Dataset rows →
※

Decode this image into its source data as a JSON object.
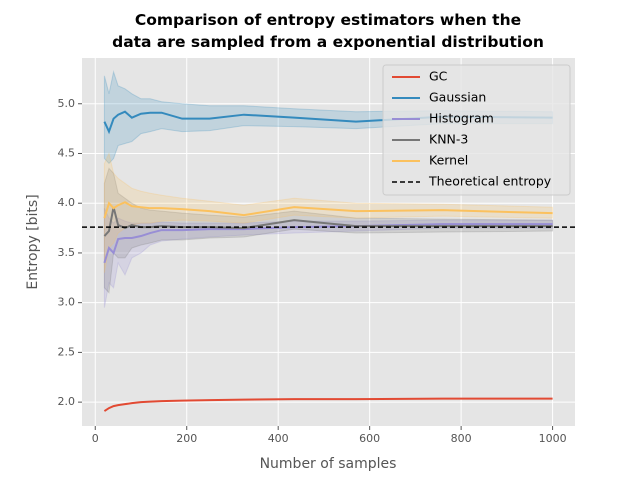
{
  "chart_data": {
    "type": "line",
    "title": "Comparison of entropy estimators when the\ndata are sampled from a exponential distribution",
    "xlabel": "Number of samples",
    "ylabel": "Entropy [bits]",
    "x": [
      20,
      30,
      40,
      50,
      65,
      80,
      100,
      120,
      145,
      190,
      250,
      325,
      435,
      570,
      760,
      1000
    ],
    "series": [
      {
        "name": "GC",
        "color": "#E24A33",
        "values": [
          1.91,
          1.94,
          1.96,
          1.97,
          1.98,
          1.99,
          2.0,
          2.005,
          2.01,
          2.015,
          2.02,
          2.025,
          2.03,
          2.03,
          2.035,
          2.035
        ]
      },
      {
        "name": "Gaussian",
        "color": "#348ABD",
        "values": [
          4.82,
          4.72,
          4.85,
          4.89,
          4.92,
          4.86,
          4.9,
          4.91,
          4.91,
          4.85,
          4.85,
          4.89,
          4.86,
          4.82,
          4.87,
          4.86
        ],
        "upper": [
          5.28,
          5.1,
          5.32,
          5.18,
          5.15,
          5.1,
          5.05,
          5.05,
          5.02,
          5.0,
          4.98,
          4.98,
          4.95,
          4.92,
          4.93,
          4.92
        ],
        "lower": [
          4.45,
          4.4,
          4.45,
          4.58,
          4.6,
          4.62,
          4.7,
          4.72,
          4.75,
          4.72,
          4.73,
          4.78,
          4.77,
          4.75,
          4.8,
          4.8
        ]
      },
      {
        "name": "Histogram",
        "color": "#988ED5",
        "values": [
          3.4,
          3.55,
          3.5,
          3.64,
          3.65,
          3.65,
          3.67,
          3.7,
          3.73,
          3.73,
          3.74,
          3.74,
          3.76,
          3.77,
          3.79,
          3.79
        ],
        "upper": [
          3.95,
          3.85,
          3.8,
          3.85,
          3.82,
          3.8,
          3.8,
          3.8,
          3.81,
          3.8,
          3.8,
          3.8,
          3.82,
          3.82,
          3.83,
          3.83
        ],
        "lower": [
          2.95,
          3.2,
          3.15,
          3.4,
          3.28,
          3.45,
          3.5,
          3.58,
          3.62,
          3.64,
          3.66,
          3.68,
          3.7,
          3.72,
          3.75,
          3.75
        ]
      },
      {
        "name": "KNN-3",
        "color": "#777777",
        "values": [
          3.67,
          3.72,
          3.96,
          3.78,
          3.75,
          3.78,
          3.76,
          3.76,
          3.77,
          3.76,
          3.76,
          3.75,
          3.83,
          3.77,
          3.77,
          3.77
        ],
        "upper": [
          4.2,
          4.35,
          4.3,
          4.1,
          4.05,
          4.0,
          3.95,
          3.93,
          3.92,
          3.9,
          3.88,
          3.86,
          3.92,
          3.85,
          3.84,
          3.83
        ],
        "lower": [
          3.15,
          3.1,
          3.5,
          3.45,
          3.45,
          3.55,
          3.58,
          3.6,
          3.63,
          3.63,
          3.65,
          3.66,
          3.74,
          3.7,
          3.71,
          3.72
        ]
      },
      {
        "name": "Kernel",
        "color": "#FBC15E",
        "values": [
          3.85,
          4.0,
          3.95,
          3.98,
          4.01,
          3.97,
          3.96,
          3.95,
          3.95,
          3.94,
          3.92,
          3.88,
          3.96,
          3.92,
          3.93,
          3.9
        ],
        "upper": [
          4.4,
          4.5,
          4.3,
          4.25,
          4.2,
          4.15,
          4.12,
          4.1,
          4.08,
          4.05,
          4.02,
          3.98,
          4.05,
          4.0,
          3.99,
          3.96
        ],
        "lower": [
          3.3,
          3.55,
          3.6,
          3.7,
          3.75,
          3.78,
          3.8,
          3.8,
          3.82,
          3.83,
          3.82,
          3.8,
          3.88,
          3.85,
          3.87,
          3.85
        ]
      }
    ],
    "reference": {
      "name": "Theoretical entropy",
      "value": 3.76,
      "color": "#000000",
      "dashed": true
    },
    "xlim": [
      -29,
      1049
    ],
    "xticks": [
      0,
      200,
      400,
      600,
      800,
      1000
    ],
    "ylim": [
      1.76,
      5.46
    ],
    "yticks": [
      {
        "value": 2,
        "label": "2.0"
      },
      2.5,
      {
        "value": 3,
        "label": "3.0"
      },
      3.5,
      {
        "value": 4,
        "label": "4.0"
      },
      4.5,
      {
        "value": 5,
        "label": "5.0"
      }
    ],
    "grid": true,
    "legend": "upper right"
  }
}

※

Brief → Transcribe the whole listing, character for character, but not its images.

Answer to the exercise →
Decode this image into its source data as a JSON object.
{
  "chart_data": {
    "type": "line",
    "title": "Comparison of entropy estimators when the\ndata are sampled from a exponential distribution",
    "xlabel": "Number of samples",
    "ylabel": "Entropy [bits]",
    "x": [
      20,
      30,
      40,
      50,
      65,
      80,
      100,
      120,
      145,
      190,
      250,
      325,
      435,
      570,
      760,
      1000
    ],
    "series": [
      {
        "name": "GC",
        "color": "#E24A33",
        "values": [
          1.91,
          1.94,
          1.96,
          1.97,
          1.98,
          1.99,
          2.0,
          2.005,
          2.01,
          2.015,
          2.02,
          2.025,
          2.03,
          2.03,
          2.035,
          2.035
        ]
      },
      {
        "name": "Gaussian",
        "color": "#348ABD",
        "values": [
          4.82,
          4.72,
          4.85,
          4.89,
          4.92,
          4.86,
          4.9,
          4.91,
          4.91,
          4.85,
          4.85,
          4.89,
          4.86,
          4.82,
          4.87,
          4.86
        ],
        "upper": [
          5.28,
          5.1,
          5.32,
          5.18,
          5.15,
          5.1,
          5.05,
          5.05,
          5.02,
          5.0,
          4.98,
          4.98,
          4.95,
          4.92,
          4.93,
          4.92
        ],
        "lower": [
          4.45,
          4.4,
          4.45,
          4.58,
          4.6,
          4.62,
          4.7,
          4.72,
          4.75,
          4.72,
          4.73,
          4.78,
          4.77,
          4.75,
          4.8,
          4.8
        ]
      },
      {
        "name": "Histogram",
        "color": "#988ED5",
        "values": [
          3.4,
          3.55,
          3.5,
          3.64,
          3.65,
          3.65,
          3.67,
          3.7,
          3.73,
          3.73,
          3.74,
          3.74,
          3.76,
          3.77,
          3.79,
          3.79
        ],
        "upper": [
          3.95,
          3.85,
          3.8,
          3.85,
          3.82,
          3.8,
          3.8,
          3.8,
          3.81,
          3.8,
          3.8,
          3.8,
          3.82,
          3.82,
          3.83,
          3.83
        ],
        "lower": [
          2.95,
          3.2,
          3.15,
          3.4,
          3.28,
          3.45,
          3.5,
          3.58,
          3.62,
          3.64,
          3.66,
          3.68,
          3.7,
          3.72,
          3.75,
          3.75
        ]
      },
      {
        "name": "KNN-3",
        "color": "#777777",
        "values": [
          3.67,
          3.72,
          3.96,
          3.78,
          3.75,
          3.78,
          3.76,
          3.76,
          3.77,
          3.76,
          3.76,
          3.75,
          3.83,
          3.77,
          3.77,
          3.77
        ],
        "upper": [
          4.2,
          4.35,
          4.3,
          4.1,
          4.05,
          4.0,
          3.95,
          3.93,
          3.92,
          3.9,
          3.88,
          3.86,
          3.92,
          3.85,
          3.84,
          3.83
        ],
        "lower": [
          3.15,
          3.1,
          3.5,
          3.45,
          3.45,
          3.55,
          3.58,
          3.6,
          3.63,
          3.63,
          3.65,
          3.66,
          3.74,
          3.7,
          3.71,
          3.72
        ]
      },
      {
        "name": "Kernel",
        "color": "#FBC15E",
        "values": [
          3.85,
          4.0,
          3.95,
          3.98,
          4.01,
          3.97,
          3.96,
          3.95,
          3.95,
          3.94,
          3.92,
          3.88,
          3.96,
          3.92,
          3.93,
          3.9
        ],
        "upper": [
          4.4,
          4.5,
          4.3,
          4.25,
          4.2,
          4.15,
          4.12,
          4.1,
          4.08,
          4.05,
          4.02,
          3.98,
          4.05,
          4.0,
          3.99,
          3.96
        ],
        "lower": [
          3.3,
          3.55,
          3.6,
          3.7,
          3.75,
          3.78,
          3.8,
          3.8,
          3.82,
          3.83,
          3.82,
          3.8,
          3.88,
          3.85,
          3.87,
          3.85
        ]
      }
    ],
    "reference": {
      "name": "Theoretical entropy",
      "value": 3.76,
      "color": "#000000",
      "dashed": true
    },
    "xlim": [
      -29,
      1049
    ],
    "xticks": [
      0,
      200,
      400,
      600,
      800,
      1000
    ],
    "ylim": [
      1.76,
      5.46
    ],
    "yticks": [
      {
        "value": 2,
        "label": "2.0"
      },
      2.5,
      {
        "value": 3,
        "label": "3.0"
      },
      3.5,
      {
        "value": 4,
        "label": "4.0"
      },
      4.5,
      {
        "value": 5,
        "label": "5.0"
      }
    ],
    "grid": true,
    "legend": "upper right"
  }
}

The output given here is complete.